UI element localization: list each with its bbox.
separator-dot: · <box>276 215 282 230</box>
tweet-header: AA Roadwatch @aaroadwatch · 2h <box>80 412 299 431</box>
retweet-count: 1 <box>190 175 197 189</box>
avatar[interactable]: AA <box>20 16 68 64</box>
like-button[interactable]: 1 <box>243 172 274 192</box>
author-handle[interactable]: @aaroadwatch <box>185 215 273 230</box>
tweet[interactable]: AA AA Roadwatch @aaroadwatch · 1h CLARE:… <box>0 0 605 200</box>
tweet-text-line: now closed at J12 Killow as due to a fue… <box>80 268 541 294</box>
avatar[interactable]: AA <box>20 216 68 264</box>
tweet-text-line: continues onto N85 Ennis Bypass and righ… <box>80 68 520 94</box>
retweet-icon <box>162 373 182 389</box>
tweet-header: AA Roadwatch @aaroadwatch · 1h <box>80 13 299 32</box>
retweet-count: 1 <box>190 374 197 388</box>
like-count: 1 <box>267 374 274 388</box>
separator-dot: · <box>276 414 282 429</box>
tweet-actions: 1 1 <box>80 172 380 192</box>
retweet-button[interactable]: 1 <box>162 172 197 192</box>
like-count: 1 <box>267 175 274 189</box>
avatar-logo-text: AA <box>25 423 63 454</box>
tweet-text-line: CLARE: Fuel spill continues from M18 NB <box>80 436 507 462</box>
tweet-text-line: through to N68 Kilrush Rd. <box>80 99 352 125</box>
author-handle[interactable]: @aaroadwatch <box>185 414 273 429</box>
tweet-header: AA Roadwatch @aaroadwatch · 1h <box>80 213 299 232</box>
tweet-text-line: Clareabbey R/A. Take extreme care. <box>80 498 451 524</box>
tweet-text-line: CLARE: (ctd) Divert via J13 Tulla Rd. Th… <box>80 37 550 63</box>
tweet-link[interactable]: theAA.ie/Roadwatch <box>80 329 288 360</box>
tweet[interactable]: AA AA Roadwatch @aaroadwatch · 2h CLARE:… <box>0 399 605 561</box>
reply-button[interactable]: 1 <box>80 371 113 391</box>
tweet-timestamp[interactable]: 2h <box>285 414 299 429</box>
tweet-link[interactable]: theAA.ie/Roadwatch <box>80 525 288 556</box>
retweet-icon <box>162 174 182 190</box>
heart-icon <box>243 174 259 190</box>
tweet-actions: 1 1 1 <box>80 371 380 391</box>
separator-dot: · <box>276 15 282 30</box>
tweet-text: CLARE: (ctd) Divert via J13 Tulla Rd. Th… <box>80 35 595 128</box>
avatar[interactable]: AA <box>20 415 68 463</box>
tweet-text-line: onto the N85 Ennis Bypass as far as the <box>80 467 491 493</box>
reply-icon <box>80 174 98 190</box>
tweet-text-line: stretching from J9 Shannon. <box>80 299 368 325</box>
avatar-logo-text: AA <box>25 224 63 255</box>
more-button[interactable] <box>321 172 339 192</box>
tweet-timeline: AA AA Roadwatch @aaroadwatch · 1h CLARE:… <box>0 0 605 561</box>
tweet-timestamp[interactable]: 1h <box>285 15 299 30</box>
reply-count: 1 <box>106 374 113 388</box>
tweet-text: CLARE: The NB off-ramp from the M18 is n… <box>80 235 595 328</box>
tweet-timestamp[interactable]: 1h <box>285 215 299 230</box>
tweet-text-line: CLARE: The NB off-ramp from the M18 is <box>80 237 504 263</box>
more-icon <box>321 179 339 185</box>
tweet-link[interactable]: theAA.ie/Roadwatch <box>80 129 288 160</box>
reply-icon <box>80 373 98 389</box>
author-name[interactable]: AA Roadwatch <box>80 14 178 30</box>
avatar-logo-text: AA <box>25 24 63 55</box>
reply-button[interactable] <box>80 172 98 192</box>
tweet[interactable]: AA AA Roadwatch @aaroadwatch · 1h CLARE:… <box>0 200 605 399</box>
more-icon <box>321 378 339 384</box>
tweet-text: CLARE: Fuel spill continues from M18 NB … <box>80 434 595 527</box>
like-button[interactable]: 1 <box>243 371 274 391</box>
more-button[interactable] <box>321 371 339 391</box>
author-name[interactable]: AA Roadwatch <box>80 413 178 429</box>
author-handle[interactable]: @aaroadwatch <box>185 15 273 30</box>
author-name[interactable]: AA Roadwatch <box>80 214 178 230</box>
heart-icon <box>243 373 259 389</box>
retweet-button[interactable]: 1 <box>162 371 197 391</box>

WHAT TO PRODUCE
Format these lines as a JSON list of strings, one string per line, leaving out any blank lines.

TASK OUTPUT
[
  "UI element localization: list each with its bbox.",
  "separator-dot: · <box>276 215 282 230</box>",
  "tweet-header: AA Roadwatch @aaroadwatch · 2h <box>80 412 299 431</box>",
  "retweet-count: 1 <box>190 175 197 189</box>",
  "avatar[interactable]: AA <box>20 16 68 64</box>",
  "like-button[interactable]: 1 <box>243 172 274 192</box>",
  "author-handle[interactable]: @aaroadwatch <box>185 215 273 230</box>",
  "tweet[interactable]: AA AA Roadwatch @aaroadwatch · 1h CLARE:… <box>0 0 605 200</box>",
  "tweet-text-line: now closed at J12 Killow as due to a fue… <box>80 268 541 294</box>",
  "avatar[interactable]: AA <box>20 216 68 264</box>",
  "tweet-text-line: continues onto N85 Ennis Bypass and righ… <box>80 68 520 94</box>",
  "retweet-icon <box>162 373 182 389</box>",
  "tweet-header: AA Roadwatch @aaroadwatch · 1h <box>80 13 299 32</box>",
  "retweet-count: 1 <box>190 374 197 388</box>",
  "like-count: 1 <box>267 374 274 388</box>",
  "separator-dot: · <box>276 414 282 429</box>",
  "tweet-actions: 1 1 <box>80 172 380 192</box>",
  "retweet-button[interactable]: 1 <box>162 172 197 192</box>",
  "like-count: 1 <box>267 175 274 189</box>",
  "avatar-logo-text: AA <box>25 423 63 454</box>",
  "tweet-text-line: CLARE: Fuel spill continues from M18 NB <box>80 436 507 462</box>",
  "tweet-text-line: through to N68 Kilrush Rd. <box>80 99 352 125</box>",
  "author-handle[interactable]: @aaroadwatch <box>185 414 273 429</box>",
  "tweet-header: AA Roadwatch @aaroadwatch · 1h <box>80 213 299 232</box>",
  "tweet-text-line: Clareabbey R/A. Take extreme care. <box>80 498 451 524</box>",
  "tweet-text-line: CLARE: (ctd) Divert via J13 Tulla Rd. Th… <box>80 37 550 63</box>",
  "tweet-link[interactable]: theAA.ie/Roadwatch <box>80 329 288 360</box>",
  "tweet[interactable]: AA AA Roadwatch @aaroadwatch · 2h CLARE:… <box>0 399 605 561</box>",
  "reply-button[interactable]: 1 <box>80 371 113 391</box>",
  "tweet-timestamp[interactable]: 2h <box>285 414 299 429</box>",
  "tweet-link[interactable]: theAA.ie/Roadwatch <box>80 525 288 556</box>",
  "retweet-icon <box>162 174 182 190</box>",
  "heart-icon <box>243 174 259 190</box>",
  "tweet-actions: 1 1 1 <box>80 371 380 391</box>",
  "separator-dot: · <box>276 15 282 30</box>",
  "tweet-text: CLARE: (ctd) Divert via J13 Tulla Rd. Th… <box>80 35 595 128</box>",
  "avatar[interactable]: AA <box>20 415 68 463</box>",
  "tweet-text-line: onto the N85 Ennis Bypass as far as the <box>80 467 491 493</box>",
  "reply-icon <box>80 174 98 190</box>",
  "tweet-text-line: stretching from J9 Shannon. <box>80 299 368 325</box>",
  "avatar-logo-text: AA <box>25 224 63 255</box>",
  "more-button[interactable] <box>321 172 339 192</box>",
  "tweet-timeline: AA AA Roadwatch @aaroadwatch · 1h CLARE:… <box>0 0 605 561</box>",
  "tweet-timestamp[interactable]: 1h <box>285 15 299 30</box>",
  "reply-count: 1 <box>106 374 113 388</box>",
  "tweet-text: CLARE: The NB off-ramp from the M18 is n… <box>80 235 595 328</box>",
  "tweet-timestamp[interactable]: 1h <box>285 215 299 230</box>",
  "tweet-text-line: CLARE: The NB off-ramp from the M18 is <box>80 237 504 263</box>",
  "more-icon <box>321 179 339 185</box>",
  "tweet-link[interactable]: theAA.ie/Roadwatch <box>80 129 288 160</box>",
  "reply-icon <box>80 373 98 389</box>",
  "author-name[interactable]: AA Roadwatch <box>80 14 178 30</box>",
  "avatar-logo-text: AA <box>25 24 63 55</box>",
  "reply-button[interactable] <box>80 172 98 192</box>",
  "tweet[interactable]: AA AA Roadwatch @aaroadwatch · 1h CLARE:… <box>0 200 605 399</box>",
  "more-icon <box>321 378 339 384</box>",
  "tweet-text: CLARE: Fuel spill continues from M18 NB … <box>80 434 595 527</box>",
  "like-button[interactable]: 1 <box>243 371 274 391</box>",
  "more-button[interactable] <box>321 371 339 391</box>",
  "author-name[interactable]: AA Roadwatch <box>80 413 178 429</box>",
  "author-handle[interactable]: @aaroadwatch <box>185 15 273 30</box>",
  "author-name[interactable]: AA Roadwatch <box>80 214 178 230</box>",
  "heart-icon <box>243 373 259 389</box>",
  "retweet-button[interactable]: 1 <box>162 371 197 391</box>"
]